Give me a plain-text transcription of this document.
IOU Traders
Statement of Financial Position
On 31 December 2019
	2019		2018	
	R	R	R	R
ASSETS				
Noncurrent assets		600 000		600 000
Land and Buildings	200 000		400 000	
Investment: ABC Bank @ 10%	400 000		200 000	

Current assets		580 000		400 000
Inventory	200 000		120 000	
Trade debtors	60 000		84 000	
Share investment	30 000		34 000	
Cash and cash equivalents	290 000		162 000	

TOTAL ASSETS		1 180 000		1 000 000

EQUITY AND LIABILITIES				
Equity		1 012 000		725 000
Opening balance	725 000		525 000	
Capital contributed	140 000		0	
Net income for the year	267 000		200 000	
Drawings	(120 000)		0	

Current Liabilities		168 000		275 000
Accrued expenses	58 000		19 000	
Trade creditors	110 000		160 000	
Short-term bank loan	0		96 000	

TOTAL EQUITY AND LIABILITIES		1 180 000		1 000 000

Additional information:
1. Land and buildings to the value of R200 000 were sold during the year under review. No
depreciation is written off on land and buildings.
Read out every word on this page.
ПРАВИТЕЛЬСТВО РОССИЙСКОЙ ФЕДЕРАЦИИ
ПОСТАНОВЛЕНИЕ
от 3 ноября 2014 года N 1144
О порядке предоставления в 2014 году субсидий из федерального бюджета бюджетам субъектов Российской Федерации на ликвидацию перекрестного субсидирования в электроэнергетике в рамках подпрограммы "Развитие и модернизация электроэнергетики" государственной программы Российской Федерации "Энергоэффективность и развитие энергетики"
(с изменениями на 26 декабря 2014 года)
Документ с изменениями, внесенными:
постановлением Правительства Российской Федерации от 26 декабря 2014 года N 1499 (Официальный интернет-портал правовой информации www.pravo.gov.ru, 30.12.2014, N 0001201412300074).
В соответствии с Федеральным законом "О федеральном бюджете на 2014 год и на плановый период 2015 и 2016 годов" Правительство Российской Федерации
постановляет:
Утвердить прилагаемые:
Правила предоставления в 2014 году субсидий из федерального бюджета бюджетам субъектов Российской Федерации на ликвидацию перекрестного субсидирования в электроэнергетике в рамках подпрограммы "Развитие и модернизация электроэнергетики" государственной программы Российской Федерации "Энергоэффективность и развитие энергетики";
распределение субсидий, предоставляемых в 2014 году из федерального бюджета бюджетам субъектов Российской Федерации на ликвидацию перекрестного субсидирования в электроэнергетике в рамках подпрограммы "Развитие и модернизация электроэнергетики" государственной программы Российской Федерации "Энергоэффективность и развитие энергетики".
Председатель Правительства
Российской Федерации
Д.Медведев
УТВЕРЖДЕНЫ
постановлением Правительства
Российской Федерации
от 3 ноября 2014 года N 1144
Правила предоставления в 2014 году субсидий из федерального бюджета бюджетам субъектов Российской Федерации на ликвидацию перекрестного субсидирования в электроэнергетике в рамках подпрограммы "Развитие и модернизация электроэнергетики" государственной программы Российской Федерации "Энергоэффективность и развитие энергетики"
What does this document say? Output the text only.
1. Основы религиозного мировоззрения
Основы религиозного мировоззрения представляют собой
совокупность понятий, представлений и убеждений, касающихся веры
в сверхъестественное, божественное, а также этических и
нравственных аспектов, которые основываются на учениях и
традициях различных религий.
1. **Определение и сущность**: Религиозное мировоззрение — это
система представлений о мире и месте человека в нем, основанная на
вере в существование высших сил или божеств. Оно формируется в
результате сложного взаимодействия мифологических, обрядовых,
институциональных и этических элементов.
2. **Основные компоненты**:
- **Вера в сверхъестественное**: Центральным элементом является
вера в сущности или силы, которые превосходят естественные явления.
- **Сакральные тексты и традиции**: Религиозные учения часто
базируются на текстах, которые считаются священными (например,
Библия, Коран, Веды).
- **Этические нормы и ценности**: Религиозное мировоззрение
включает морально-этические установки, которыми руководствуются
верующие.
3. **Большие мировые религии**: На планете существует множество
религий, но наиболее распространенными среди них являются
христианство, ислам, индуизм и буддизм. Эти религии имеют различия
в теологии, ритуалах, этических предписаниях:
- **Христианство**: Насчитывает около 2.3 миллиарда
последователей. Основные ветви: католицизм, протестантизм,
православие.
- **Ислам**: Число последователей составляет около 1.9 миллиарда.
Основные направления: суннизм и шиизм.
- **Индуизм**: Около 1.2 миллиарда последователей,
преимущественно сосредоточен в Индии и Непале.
* * * * * * *
Request:
Extract the full listing above without alteration.

Exercise answer:
Give me a plain-text transcription of this document.
IOU Traders
Statement of Financial Position
On 31 December 2019
	2019		2018	
	R	R	R	R
ASSETS				
Noncurrent assets		600 000		600 000
Land and Buildings	200 000		400 000	
Investment: ABC Bank @ 10%	400 000		200 000	

Current assets		580 000		400 000
Inventory	200 000		120 000	
Trade debtors	60 000		84 000	
Share investment	30 000		34 000	
Cash and cash equivalents	290 000		162 000	

TOTAL ASSETS		1 180 000		1 000 000

EQUITY AND LIABILITIES				
Equity		1 012 000		725 000
Opening balance	725 000		525 000	
Capital contributed	140 000		0	
Net income for the year	267 000		200 000	
Drawings	(120 000)		0	

Current Liabilities		168 000		275 000
Accrued expenses	58 000		19 000	
Trade creditors	110 000		160 000	
Short-term bank loan	0		96 000	

TOTAL EQUITY AND LIABILITIES		1 180 000		1 000 000

Additional information:
1. Land and buildings to the value of R200 000 were sold during the year under review. No
depreciation is written off on land and buildings.
Read out every word on this page.
ПРАВИТЕЛЬСТВО РОССИЙСКОЙ ФЕДЕРАЦИИ
ПОСТАНОВЛЕНИЕ
от 3 ноября 2014 года N 1144
О порядке предоставления в 2014 году субсидий из федерального бюджета бюджетам субъектов Российской Федерации на ликвидацию перекрестного субсидирования в электроэнергетике в рамках подпрограммы "Развитие и модернизация электроэнергетики" государственной программы Российской Федерации "Энергоэффективность и развитие энергетики"
(с изменениями на 26 декабря 2014 года)
Документ с изменениями, внесенными:
постановлением Правительства Российской Федерации от 26 декабря 2014 года N 1499 (Официальный интернет-портал правовой информации www.pravo.gov.ru, 30.12.2014, N 0001201412300074).
В соответствии с Федеральным законом "О федеральном бюджете на 2014 год и на плановый период 2015 и 2016 годов" Правительство Российской Федерации
постановляет:
Утвердить прилагаемые:
Правила предоставления в 2014 году субсидий из федерального бюджета бюджетам субъектов Российской Федерации на ликвидацию перекрестного субсидирования в электроэнергетике в рамках подпрограммы "Развитие и модернизация электроэнергетики" государственной программы Российской Федерации "Энергоэффективность и развитие энергетики";
распределение субсидий, предоставляемых в 2014 году из федерального бюджета бюджетам субъектов Российской Федерации на ликвидацию перекрестного субсидирования в электроэнергетике в рамках подпрограммы "Развитие и модернизация электроэнергетики" государственной программы Российской Федерации "Энергоэффективность и развитие энергетики".
Председатель Правительства
Российской Федерации
Д.Медведев
УТВЕРЖДЕНЫ
постановлением Правительства
Российской Федерации
от 3 ноября 2014 года N 1144
Правила предоставления в 2014 году субсидий из федерального бюджета бюджетам субъектов Российской Федерации на ликвидацию перекрестного субсидирования в электроэнергетике в рамках подпрограммы "Развитие и модернизация электроэнергетики" государственной программы Российской Федерации "Энергоэффективность и развитие энергетики"
What does this document say? Output the text only.
1. Основы религиозного мировоззрения
Основы религиозного мировоззрения представляют собой
совокупность понятий, представлений и убеждений, касающихся веры
в сверхъестественное, божественное, а также этических и
нравственных аспектов, которые основываются на учениях и
традициях различных религий.
1. **Определение и сущность**: Религиозное мировоззрение — это
система представлений о мире и месте человека в нем, основанная на
вере в существование высших сил или божеств. Оно формируется в
результате сложного взаимодействия мифологических, обрядовых,
институциональных и этических элементов.
2. **Основные компоненты**:
- **Вера в сверхъестественное**: Центральным элементом является
вера в сущности или силы, которые превосходят естественные явления.
- **Сакральные тексты и традиции**: Религиозные учения часто
базируются на текстах, которые считаются священными (например,
Библия, Коран, Веды).
- **Этические нормы и ценности**: Религиозное мировоззрение
включает морально-этические установки, которыми руководствуются
верующие.
3. **Большие мировые религии**: На планете существует множество
религий, но наиболее распространенными среди них являются
христианство, ислам, индуизм и буддизм. Эти религии имеют различия
в теологии, ритуалах, этических предписаниях:
- **Христианство**: Насчитывает около 2.3 миллиарда
последователей. Основные ветви: католицизм, протестантизм,
православие.
- **Ислам**: Число последователей составляет около 1.9 миллиарда.
Основные направления: суннизм и шиизм.
- **Индуизм**: Около 1.2 миллиарда последователей,
преимущественно сосредоточен в Индии и Непале.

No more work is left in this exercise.